Take each line that has the word "terre" and return it.

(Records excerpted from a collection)
--- Start ---

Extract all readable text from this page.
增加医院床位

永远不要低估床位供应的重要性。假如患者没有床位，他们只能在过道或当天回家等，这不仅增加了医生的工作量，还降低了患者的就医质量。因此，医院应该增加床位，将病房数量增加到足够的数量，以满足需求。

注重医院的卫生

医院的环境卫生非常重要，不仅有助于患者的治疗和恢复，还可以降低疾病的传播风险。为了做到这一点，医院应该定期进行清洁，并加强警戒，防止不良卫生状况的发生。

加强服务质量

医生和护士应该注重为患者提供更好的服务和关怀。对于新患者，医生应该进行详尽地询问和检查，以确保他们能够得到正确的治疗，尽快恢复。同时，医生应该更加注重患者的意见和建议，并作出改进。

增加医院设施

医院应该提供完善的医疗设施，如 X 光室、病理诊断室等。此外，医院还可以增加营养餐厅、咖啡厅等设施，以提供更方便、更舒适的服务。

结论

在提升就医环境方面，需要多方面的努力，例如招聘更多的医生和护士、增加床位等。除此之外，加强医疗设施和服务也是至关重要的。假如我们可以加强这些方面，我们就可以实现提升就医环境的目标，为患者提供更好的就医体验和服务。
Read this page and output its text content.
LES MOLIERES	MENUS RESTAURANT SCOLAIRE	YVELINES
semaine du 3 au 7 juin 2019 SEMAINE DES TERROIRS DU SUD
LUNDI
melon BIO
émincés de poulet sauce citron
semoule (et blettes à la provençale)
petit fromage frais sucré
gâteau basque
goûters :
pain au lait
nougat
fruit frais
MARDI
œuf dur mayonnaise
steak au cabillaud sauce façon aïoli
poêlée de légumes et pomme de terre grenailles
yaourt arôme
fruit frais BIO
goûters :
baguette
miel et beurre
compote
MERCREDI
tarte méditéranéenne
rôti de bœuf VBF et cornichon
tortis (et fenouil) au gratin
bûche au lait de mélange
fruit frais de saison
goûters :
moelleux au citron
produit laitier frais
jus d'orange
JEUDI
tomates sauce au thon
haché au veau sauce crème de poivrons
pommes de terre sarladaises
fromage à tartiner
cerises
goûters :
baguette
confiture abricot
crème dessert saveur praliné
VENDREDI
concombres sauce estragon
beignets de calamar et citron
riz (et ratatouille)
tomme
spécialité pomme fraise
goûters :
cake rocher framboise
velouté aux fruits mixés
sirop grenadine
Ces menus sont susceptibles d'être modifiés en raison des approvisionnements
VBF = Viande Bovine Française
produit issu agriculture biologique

--- End ---

**ANSWER:**
poêlée de légumes et pomme de terre grenailles
pommes de terre sarladaises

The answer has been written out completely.